■ **Given information**:
+===+
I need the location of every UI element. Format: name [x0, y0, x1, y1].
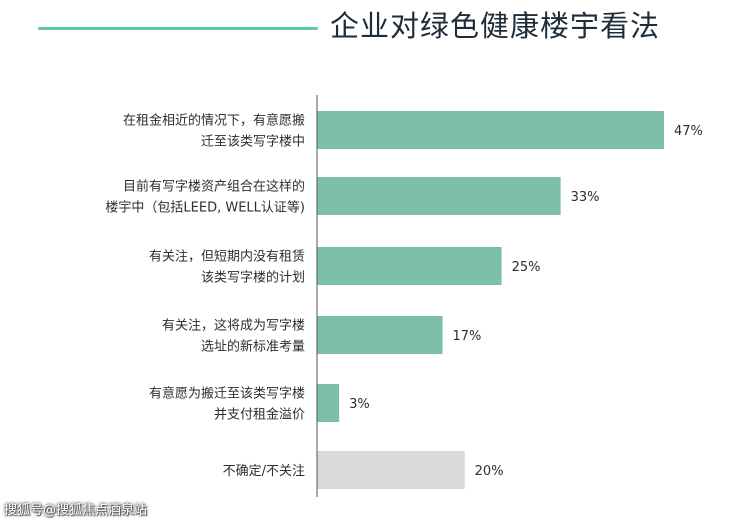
category-label-line: 并支付租金溢价	[214, 407, 305, 423]
value-label-5: 3%	[349, 397, 370, 412]
value-label-3: 25%	[512, 260, 541, 275]
category-label-1: 在租金相近的情况下，有意愿搬迁至该类写字楼中	[123, 113, 305, 150]
bar-1	[317, 111, 664, 149]
category-label-6: 不确定/不关注	[223, 464, 305, 479]
bar-2	[317, 177, 561, 215]
bars-layer: 47% 在租金相近的情况下，有意愿搬迁至该类写字楼中 33% 目前有写字楼资产组合在这…	[105, 111, 703, 489]
category-label-2: 目前有写字楼资产组合在这样的楼宇中（包括LEED, WELL认证等)	[105, 179, 305, 216]
category-label-line: 选址的新标准考量	[201, 339, 305, 355]
category-label-5: 有意愿为搬迁至该类写字楼并支付租金溢价	[149, 386, 305, 423]
category-label-line: 不确定/不关注	[223, 464, 305, 479]
category-label-line: 有关注，这将成为写字楼	[162, 318, 305, 334]
category-label-line: 有意愿为搬迁至该类写字楼	[149, 386, 305, 402]
value-label-1: 47%	[674, 124, 703, 139]
bar-3	[317, 247, 502, 285]
category-label-3: 有关注，但短期内没有租赁该类写字楼的计划	[149, 249, 305, 286]
bar-6	[317, 451, 465, 489]
value-label-4: 17%	[453, 329, 482, 344]
bar-4	[317, 316, 443, 354]
watermark-text: 搜狐号@搜狐焦点酒泉站	[4, 503, 148, 518]
chart-title: 企业对绿色健康楼宇看法	[330, 9, 661, 43]
bar-5	[317, 384, 340, 422]
value-label-6: 20%	[475, 464, 504, 479]
category-label-4: 有关注，这将成为写字楼选址的新标准考量	[162, 318, 305, 355]
category-label-line: 楼宇中（包括LEED, WELL认证等)	[105, 200, 305, 216]
category-label-line: 有关注，但短期内没有租赁	[149, 249, 305, 265]
title-accent-line	[38, 27, 318, 30]
category-label-line: 目前有写字楼资产组合在这样的	[123, 179, 305, 195]
category-label-line: 在租金相近的情况下，有意愿搬	[123, 113, 305, 129]
category-label-line: 迁至该类写字楼中	[201, 135, 305, 150]
category-label-line: 该类写字楼的计划	[201, 270, 305, 286]
value-label-2: 33%	[571, 190, 600, 205]
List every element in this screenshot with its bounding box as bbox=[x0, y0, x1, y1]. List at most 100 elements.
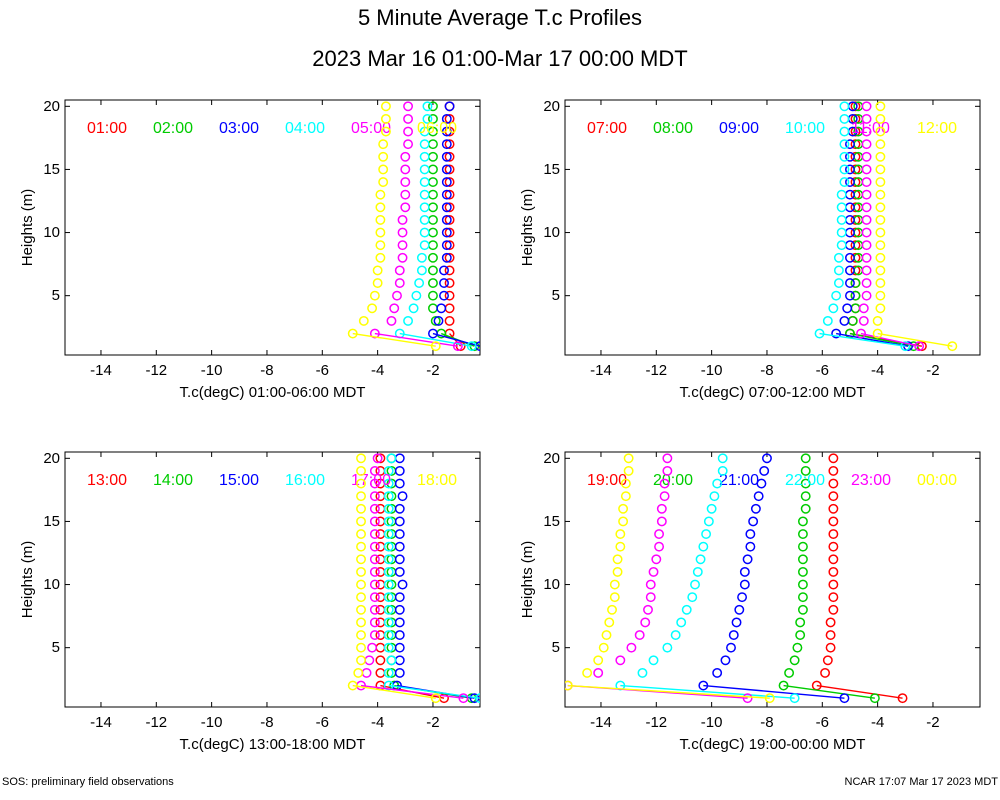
legend-label: 01:00 bbox=[87, 120, 127, 137]
data-point bbox=[430, 315, 441, 326]
data-point bbox=[369, 516, 380, 527]
x-tick-label: -2 bbox=[926, 714, 939, 731]
data-point bbox=[433, 315, 444, 326]
data-point bbox=[383, 579, 394, 590]
data-point bbox=[626, 642, 637, 653]
y-axis-label: Heights (m) bbox=[519, 541, 536, 619]
data-point bbox=[701, 529, 712, 540]
x-tick-label: -2 bbox=[926, 362, 939, 379]
data-point bbox=[847, 315, 858, 326]
data-point bbox=[439, 265, 449, 276]
data-point bbox=[397, 252, 408, 263]
data-point bbox=[428, 139, 438, 150]
data-point bbox=[356, 655, 366, 666]
series-line bbox=[352, 684, 436, 699]
data-point bbox=[947, 341, 958, 352]
data-point bbox=[394, 642, 405, 653]
data-point bbox=[612, 554, 623, 565]
data-point bbox=[789, 655, 800, 666]
data-point bbox=[369, 630, 380, 640]
data-point bbox=[839, 101, 850, 112]
data-point bbox=[850, 227, 861, 238]
data-point bbox=[875, 252, 886, 263]
legend-label: 16:00 bbox=[285, 472, 325, 489]
y-tick-label: 15 bbox=[543, 161, 560, 178]
data-point bbox=[383, 642, 394, 653]
data-point bbox=[428, 151, 438, 162]
data-point bbox=[850, 139, 861, 150]
data-point bbox=[620, 478, 631, 489]
data-point bbox=[845, 290, 855, 301]
data-point bbox=[383, 680, 394, 691]
series-line bbox=[819, 332, 906, 347]
data-point bbox=[645, 579, 656, 590]
data-point bbox=[861, 240, 872, 251]
y-axis-label: Heights (m) bbox=[19, 189, 36, 267]
series-2000 bbox=[778, 453, 880, 704]
data-point bbox=[861, 164, 872, 175]
data-point bbox=[441, 139, 452, 150]
data-point bbox=[400, 177, 411, 188]
series-1500 bbox=[392, 453, 480, 704]
data-point bbox=[419, 164, 430, 175]
data-point bbox=[375, 227, 386, 238]
data-point bbox=[618, 503, 629, 514]
y-tick-label: 5 bbox=[552, 287, 560, 304]
data-point bbox=[828, 529, 839, 540]
data-point bbox=[839, 693, 850, 704]
data-point bbox=[784, 667, 795, 678]
data-point bbox=[897, 693, 908, 704]
data-point bbox=[394, 592, 405, 603]
x-tick-label: -10 bbox=[701, 362, 723, 379]
chart-title: 5 Minute Average T.c Profiles bbox=[358, 5, 642, 30]
legend-label: 02:00 bbox=[153, 120, 193, 137]
data-point bbox=[833, 252, 844, 263]
data-point bbox=[712, 667, 723, 678]
series-line bbox=[432, 332, 480, 347]
data-point bbox=[356, 566, 366, 577]
x-tick-label: -14 bbox=[590, 362, 612, 379]
data-point bbox=[748, 516, 759, 527]
data-point bbox=[831, 290, 842, 301]
series-0500 bbox=[369, 101, 463, 352]
data-point bbox=[797, 604, 808, 615]
data-point bbox=[872, 328, 883, 339]
data-point bbox=[369, 604, 380, 615]
data-point bbox=[400, 202, 411, 213]
data-point bbox=[753, 491, 764, 502]
y-tick-label: 15 bbox=[43, 161, 60, 178]
data-point bbox=[850, 151, 861, 162]
data-point bbox=[797, 566, 808, 577]
data-point bbox=[850, 177, 861, 188]
data-point bbox=[814, 328, 825, 339]
y-tick-label: 20 bbox=[543, 98, 560, 115]
data-point bbox=[441, 177, 452, 188]
legend-label: 12:00 bbox=[917, 120, 957, 137]
data-point bbox=[845, 151, 855, 162]
data-point bbox=[875, 177, 886, 188]
data-point bbox=[634, 630, 645, 640]
data-point bbox=[839, 113, 850, 124]
series-line bbox=[360, 684, 464, 699]
data-point bbox=[380, 101, 391, 112]
data-point bbox=[662, 465, 673, 476]
data-point bbox=[582, 667, 593, 678]
data-point bbox=[375, 667, 386, 678]
data-point bbox=[466, 341, 477, 352]
data-point bbox=[400, 164, 411, 175]
data-point bbox=[441, 202, 452, 213]
plot-frame bbox=[564, 451, 981, 708]
series-2100 bbox=[698, 453, 850, 704]
chart-panel-4: -14 -12 -10 -8 -6 -4 -2 5 10 15 20 T.c(degC) 19:00-… bbox=[519, 450, 981, 753]
data-point bbox=[717, 465, 728, 476]
data-point bbox=[690, 579, 700, 590]
data-point bbox=[394, 604, 405, 615]
data-point bbox=[712, 478, 723, 489]
series-line bbox=[877, 332, 953, 347]
data-point bbox=[618, 516, 629, 527]
data-point bbox=[441, 214, 452, 225]
data-point bbox=[676, 617, 687, 628]
data-point bbox=[875, 139, 886, 150]
data-point bbox=[654, 541, 665, 552]
data-point bbox=[375, 642, 386, 653]
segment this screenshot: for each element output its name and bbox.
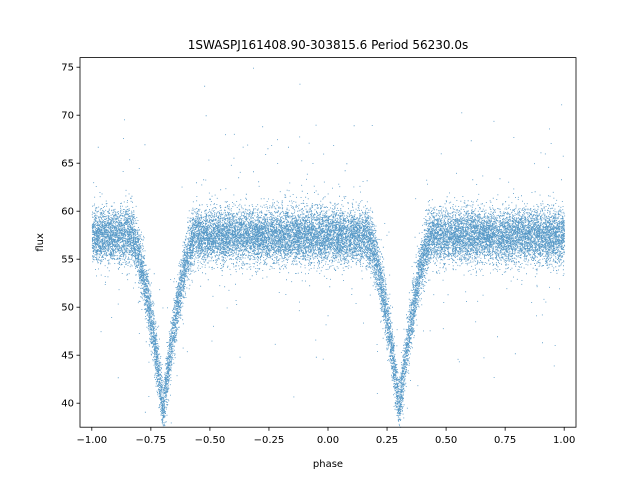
y-tick-label: 70 [61,111,74,122]
scatter-point-cloud [91,67,566,428]
x-tick-label: 0.25 [376,435,398,446]
chart-title: 1SWASPJ161408.90-303815.6 Period 56230.0… [188,38,468,52]
x-axis-ticks: −1.00 −0.75 −0.50 −0.25 0.00 0.25 0.50 0.75 1.00 [76,427,575,446]
x-tick-label: 0.75 [494,435,516,446]
y-tick-label: 75 [61,63,74,74]
y-tick-label: 60 [61,207,74,218]
y-tick-label: 45 [61,351,74,362]
x-axis-label: phase [313,459,343,470]
x-tick-label: −1.00 [76,435,107,446]
x-tick-label: 1.00 [553,435,575,446]
x-tick-label: 0.50 [435,435,457,446]
y-tick-label: 65 [61,159,74,170]
y-axis-ticks: 40 45 50 55 60 65 70 75 [61,63,80,410]
x-tick-label: 0.00 [317,435,339,446]
scatter-points [91,67,566,428]
y-axis-label: flux [35,233,46,252]
y-tick-label: 40 [61,399,74,410]
y-tick-label: 55 [61,255,74,266]
x-tick-label: −0.25 [254,435,285,446]
x-tick-label: −0.75 [136,435,167,446]
x-tick-label: −0.50 [195,435,226,446]
y-tick-label: 50 [61,303,74,314]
+===+
■ **The task**: Rewrite the data above from the line with "y-tick-label: 70 [61,111,74,122]" up to and including the line with "x-tick-label: −1.00 [76,435,107,446]", changing every "y-tick-label" to "y-tick-text" and leaving everything else the same. Give only those lines.

■ **Answer for the task**:
y-tick-text: 70 [61,111,74,122]
scatter-point-cloud [91,67,566,428]
x-tick-label: 0.25 [376,435,398,446]
chart-title: 1SWASPJ161408.90-303815.6 Period 56230.0… [188,38,468,52]
x-axis-ticks: −1.00 −0.75 −0.50 −0.25 0.00 0.25 0.50 0.75 1.00 [76,427,575,446]
x-tick-label: 0.75 [494,435,516,446]
y-tick-text: 75 [61,63,74,74]
y-tick-text: 60 [61,207,74,218]
y-tick-text: 45 [61,351,74,362]
x-axis-label: phase [313,459,343,470]
x-tick-label: −1.00 [76,435,107,446]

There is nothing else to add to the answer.